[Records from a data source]
## start

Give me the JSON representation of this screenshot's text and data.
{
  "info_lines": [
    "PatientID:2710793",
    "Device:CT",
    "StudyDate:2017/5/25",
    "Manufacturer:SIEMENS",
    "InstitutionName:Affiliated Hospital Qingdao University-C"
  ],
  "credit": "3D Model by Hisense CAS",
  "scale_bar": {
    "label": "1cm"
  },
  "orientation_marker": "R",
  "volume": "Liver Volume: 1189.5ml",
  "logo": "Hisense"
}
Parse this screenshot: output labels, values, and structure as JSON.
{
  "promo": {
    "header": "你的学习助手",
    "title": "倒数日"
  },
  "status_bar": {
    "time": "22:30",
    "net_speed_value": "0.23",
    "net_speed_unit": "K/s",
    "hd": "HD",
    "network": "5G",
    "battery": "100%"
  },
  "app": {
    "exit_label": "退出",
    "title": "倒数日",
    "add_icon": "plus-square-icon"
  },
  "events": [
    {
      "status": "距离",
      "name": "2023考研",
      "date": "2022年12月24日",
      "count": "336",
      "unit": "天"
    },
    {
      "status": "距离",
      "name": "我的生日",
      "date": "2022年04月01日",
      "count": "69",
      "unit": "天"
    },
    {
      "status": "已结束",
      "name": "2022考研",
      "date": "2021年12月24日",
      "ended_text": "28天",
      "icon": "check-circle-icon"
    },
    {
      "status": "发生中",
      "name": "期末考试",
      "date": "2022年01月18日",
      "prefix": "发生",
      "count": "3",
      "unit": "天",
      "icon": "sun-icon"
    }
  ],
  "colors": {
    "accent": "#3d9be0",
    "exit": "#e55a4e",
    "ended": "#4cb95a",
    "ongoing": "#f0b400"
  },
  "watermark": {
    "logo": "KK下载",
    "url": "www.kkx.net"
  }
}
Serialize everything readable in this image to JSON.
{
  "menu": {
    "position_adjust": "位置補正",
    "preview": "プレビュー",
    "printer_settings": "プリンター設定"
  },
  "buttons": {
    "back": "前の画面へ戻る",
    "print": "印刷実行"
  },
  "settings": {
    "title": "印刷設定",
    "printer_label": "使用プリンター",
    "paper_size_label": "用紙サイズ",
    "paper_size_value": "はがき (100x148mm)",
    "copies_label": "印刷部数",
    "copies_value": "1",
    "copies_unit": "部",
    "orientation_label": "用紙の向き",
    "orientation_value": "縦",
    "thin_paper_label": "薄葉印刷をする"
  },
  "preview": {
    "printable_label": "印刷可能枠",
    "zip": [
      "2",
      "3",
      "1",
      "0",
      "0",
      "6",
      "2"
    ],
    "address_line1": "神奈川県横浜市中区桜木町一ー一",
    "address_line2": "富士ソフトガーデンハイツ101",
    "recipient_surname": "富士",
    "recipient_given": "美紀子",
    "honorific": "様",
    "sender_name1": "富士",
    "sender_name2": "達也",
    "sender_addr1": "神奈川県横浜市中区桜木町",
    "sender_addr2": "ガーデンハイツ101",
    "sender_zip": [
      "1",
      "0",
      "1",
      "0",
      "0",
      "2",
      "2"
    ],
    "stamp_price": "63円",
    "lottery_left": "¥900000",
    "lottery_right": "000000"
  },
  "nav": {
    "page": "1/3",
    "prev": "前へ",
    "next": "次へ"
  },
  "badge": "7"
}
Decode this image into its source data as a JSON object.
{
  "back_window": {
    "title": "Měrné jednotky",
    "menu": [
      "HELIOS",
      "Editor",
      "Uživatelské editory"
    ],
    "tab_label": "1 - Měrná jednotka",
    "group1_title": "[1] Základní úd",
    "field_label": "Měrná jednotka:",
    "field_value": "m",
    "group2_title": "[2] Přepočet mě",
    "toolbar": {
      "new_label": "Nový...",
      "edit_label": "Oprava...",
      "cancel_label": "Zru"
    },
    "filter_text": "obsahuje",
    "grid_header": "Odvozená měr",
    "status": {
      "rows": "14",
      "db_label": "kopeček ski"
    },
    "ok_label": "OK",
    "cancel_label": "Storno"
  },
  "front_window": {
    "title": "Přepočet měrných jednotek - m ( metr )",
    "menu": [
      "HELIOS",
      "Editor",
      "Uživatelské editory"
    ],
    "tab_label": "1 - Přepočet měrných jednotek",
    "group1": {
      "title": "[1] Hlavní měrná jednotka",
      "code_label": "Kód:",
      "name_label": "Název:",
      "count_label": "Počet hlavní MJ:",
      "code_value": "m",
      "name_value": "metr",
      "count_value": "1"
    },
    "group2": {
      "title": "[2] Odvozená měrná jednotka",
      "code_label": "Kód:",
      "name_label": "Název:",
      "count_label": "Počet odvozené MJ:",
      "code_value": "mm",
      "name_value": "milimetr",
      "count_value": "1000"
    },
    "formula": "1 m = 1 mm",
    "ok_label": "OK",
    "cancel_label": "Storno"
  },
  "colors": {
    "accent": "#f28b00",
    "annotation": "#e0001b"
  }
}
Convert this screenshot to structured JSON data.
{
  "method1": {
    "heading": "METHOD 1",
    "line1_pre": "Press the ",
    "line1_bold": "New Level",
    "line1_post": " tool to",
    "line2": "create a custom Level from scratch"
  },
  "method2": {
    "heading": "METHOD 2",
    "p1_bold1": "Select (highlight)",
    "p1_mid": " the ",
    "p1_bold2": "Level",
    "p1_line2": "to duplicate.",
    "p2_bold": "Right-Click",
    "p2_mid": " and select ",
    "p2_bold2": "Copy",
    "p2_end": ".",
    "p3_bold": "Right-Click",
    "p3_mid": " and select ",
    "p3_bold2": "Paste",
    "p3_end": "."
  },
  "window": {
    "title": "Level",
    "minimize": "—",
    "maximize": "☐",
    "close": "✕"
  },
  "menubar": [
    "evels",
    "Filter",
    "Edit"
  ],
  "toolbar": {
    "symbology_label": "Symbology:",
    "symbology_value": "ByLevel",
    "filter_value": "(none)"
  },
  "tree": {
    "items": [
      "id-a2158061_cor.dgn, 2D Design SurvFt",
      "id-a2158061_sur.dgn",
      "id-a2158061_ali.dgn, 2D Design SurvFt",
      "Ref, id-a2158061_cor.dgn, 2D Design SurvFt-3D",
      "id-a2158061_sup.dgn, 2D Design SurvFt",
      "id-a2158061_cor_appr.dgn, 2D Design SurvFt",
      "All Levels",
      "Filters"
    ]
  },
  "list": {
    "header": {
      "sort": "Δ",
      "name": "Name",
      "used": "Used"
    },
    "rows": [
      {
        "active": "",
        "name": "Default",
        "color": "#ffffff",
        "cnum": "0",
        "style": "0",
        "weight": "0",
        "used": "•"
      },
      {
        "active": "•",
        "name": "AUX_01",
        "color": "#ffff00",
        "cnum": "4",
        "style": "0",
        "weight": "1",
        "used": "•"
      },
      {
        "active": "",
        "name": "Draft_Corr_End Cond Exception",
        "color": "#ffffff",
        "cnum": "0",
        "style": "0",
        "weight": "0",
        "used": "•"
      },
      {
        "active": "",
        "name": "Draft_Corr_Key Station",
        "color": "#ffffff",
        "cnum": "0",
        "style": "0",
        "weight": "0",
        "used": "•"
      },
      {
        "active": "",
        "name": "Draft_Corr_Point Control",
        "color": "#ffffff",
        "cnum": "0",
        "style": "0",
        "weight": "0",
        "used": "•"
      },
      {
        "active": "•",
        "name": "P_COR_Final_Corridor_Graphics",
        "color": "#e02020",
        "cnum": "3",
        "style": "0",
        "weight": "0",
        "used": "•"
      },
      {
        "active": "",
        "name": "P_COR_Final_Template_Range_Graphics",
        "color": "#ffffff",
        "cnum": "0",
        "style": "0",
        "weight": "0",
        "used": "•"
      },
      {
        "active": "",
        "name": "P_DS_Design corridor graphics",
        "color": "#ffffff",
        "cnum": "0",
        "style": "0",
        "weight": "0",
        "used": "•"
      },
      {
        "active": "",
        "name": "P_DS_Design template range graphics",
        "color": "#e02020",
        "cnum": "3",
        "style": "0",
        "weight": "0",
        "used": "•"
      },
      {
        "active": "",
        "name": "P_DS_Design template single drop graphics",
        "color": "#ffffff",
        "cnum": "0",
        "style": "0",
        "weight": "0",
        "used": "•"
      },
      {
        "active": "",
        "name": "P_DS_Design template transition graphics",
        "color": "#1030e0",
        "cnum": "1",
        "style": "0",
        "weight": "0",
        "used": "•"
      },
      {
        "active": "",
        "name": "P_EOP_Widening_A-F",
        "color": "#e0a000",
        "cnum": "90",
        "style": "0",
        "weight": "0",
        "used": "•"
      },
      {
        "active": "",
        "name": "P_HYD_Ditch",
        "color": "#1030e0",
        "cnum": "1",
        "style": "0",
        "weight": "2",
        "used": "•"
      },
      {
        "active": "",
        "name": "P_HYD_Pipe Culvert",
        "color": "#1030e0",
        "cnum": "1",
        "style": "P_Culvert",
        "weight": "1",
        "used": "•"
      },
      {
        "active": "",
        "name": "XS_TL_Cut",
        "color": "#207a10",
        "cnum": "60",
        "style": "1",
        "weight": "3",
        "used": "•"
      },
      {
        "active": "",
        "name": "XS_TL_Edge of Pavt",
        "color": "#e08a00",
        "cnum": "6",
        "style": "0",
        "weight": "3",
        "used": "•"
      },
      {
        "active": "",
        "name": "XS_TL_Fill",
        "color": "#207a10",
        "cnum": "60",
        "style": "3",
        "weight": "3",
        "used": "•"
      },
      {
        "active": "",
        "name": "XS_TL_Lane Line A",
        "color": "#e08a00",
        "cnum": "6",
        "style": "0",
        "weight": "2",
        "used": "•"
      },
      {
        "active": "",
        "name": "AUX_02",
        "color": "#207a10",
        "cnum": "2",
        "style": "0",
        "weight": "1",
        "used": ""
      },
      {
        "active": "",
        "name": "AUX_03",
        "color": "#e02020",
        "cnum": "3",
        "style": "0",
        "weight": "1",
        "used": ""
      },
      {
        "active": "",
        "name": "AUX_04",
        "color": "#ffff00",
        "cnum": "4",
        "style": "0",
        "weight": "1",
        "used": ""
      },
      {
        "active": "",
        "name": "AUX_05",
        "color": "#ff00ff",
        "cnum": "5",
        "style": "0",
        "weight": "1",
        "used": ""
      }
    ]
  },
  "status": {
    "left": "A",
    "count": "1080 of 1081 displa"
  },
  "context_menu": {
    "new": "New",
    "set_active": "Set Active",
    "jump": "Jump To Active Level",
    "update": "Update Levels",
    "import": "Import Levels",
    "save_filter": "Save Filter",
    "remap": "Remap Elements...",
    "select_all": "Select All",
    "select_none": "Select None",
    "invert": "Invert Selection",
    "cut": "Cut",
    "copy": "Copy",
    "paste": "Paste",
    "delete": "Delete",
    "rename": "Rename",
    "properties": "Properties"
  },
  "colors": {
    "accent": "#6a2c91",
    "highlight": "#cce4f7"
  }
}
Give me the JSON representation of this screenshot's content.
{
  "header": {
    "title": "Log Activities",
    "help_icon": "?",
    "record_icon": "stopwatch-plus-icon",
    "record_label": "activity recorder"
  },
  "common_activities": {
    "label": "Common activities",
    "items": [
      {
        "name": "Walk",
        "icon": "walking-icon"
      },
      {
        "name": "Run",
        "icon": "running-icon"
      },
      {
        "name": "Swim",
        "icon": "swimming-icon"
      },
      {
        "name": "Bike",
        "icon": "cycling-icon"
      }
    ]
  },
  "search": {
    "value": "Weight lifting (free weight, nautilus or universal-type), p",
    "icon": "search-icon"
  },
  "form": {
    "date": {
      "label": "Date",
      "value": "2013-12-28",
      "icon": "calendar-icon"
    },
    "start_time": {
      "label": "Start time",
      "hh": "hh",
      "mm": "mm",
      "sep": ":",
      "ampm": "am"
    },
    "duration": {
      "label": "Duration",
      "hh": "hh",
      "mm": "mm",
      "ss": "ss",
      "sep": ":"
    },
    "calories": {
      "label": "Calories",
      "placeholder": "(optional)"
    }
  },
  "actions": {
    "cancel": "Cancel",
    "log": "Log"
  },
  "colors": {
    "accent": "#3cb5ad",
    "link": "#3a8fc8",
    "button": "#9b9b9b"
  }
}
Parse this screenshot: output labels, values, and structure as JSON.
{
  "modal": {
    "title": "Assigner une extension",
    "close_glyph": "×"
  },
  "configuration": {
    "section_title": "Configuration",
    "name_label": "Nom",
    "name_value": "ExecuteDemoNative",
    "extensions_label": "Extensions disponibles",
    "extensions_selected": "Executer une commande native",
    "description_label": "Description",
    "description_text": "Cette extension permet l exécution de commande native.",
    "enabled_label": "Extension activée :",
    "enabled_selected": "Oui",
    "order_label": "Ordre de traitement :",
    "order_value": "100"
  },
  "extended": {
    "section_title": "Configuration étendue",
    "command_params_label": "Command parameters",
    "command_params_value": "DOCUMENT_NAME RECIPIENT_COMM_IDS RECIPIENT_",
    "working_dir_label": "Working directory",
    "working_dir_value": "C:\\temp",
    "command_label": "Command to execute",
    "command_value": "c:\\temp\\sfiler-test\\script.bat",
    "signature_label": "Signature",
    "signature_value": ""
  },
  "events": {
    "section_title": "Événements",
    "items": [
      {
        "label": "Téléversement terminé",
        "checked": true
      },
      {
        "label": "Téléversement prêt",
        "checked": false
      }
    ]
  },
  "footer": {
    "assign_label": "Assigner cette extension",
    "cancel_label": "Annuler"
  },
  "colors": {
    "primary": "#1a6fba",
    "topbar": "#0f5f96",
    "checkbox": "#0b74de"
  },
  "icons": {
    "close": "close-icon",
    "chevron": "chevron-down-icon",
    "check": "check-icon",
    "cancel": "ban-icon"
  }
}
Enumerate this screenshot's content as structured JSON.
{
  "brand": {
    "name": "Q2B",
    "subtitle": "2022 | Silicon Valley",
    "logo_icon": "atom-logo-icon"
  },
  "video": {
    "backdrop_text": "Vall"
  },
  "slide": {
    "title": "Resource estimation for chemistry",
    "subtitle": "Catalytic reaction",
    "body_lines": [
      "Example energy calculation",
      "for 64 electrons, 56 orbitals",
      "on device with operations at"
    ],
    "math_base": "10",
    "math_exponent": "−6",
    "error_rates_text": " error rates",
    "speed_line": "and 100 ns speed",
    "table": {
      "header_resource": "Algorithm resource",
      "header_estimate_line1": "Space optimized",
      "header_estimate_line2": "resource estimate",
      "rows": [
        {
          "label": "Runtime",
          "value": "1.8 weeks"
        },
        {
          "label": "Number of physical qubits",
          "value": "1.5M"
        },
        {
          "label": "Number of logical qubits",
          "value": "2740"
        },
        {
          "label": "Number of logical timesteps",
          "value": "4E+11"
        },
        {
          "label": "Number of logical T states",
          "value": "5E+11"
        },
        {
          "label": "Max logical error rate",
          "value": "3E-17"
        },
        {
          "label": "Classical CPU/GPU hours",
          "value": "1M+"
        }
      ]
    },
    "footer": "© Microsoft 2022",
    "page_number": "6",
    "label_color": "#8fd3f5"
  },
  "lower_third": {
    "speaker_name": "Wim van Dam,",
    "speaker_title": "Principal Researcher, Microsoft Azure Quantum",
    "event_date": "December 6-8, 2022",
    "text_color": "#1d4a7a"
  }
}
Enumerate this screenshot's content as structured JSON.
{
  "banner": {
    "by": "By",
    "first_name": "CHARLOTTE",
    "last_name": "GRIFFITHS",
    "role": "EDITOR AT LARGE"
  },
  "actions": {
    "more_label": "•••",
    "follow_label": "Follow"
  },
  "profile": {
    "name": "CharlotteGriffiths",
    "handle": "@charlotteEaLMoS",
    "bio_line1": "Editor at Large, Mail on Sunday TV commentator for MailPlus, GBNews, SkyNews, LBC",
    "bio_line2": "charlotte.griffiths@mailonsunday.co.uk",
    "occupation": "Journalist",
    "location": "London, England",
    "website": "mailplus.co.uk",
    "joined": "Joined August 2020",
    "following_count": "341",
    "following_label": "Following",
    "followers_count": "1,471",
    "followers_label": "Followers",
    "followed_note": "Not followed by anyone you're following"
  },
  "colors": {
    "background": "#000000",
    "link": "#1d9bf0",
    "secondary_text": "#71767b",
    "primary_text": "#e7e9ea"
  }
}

## end

* What needs to be done: Find and copy every line in the entries above where the string "accent" occurs.

* Answer in full:
    "accent": "#3d9be0",
    "accent": "#f28b00",
    "accent": "#6a2c91",
    "accent": "#3cb5ad",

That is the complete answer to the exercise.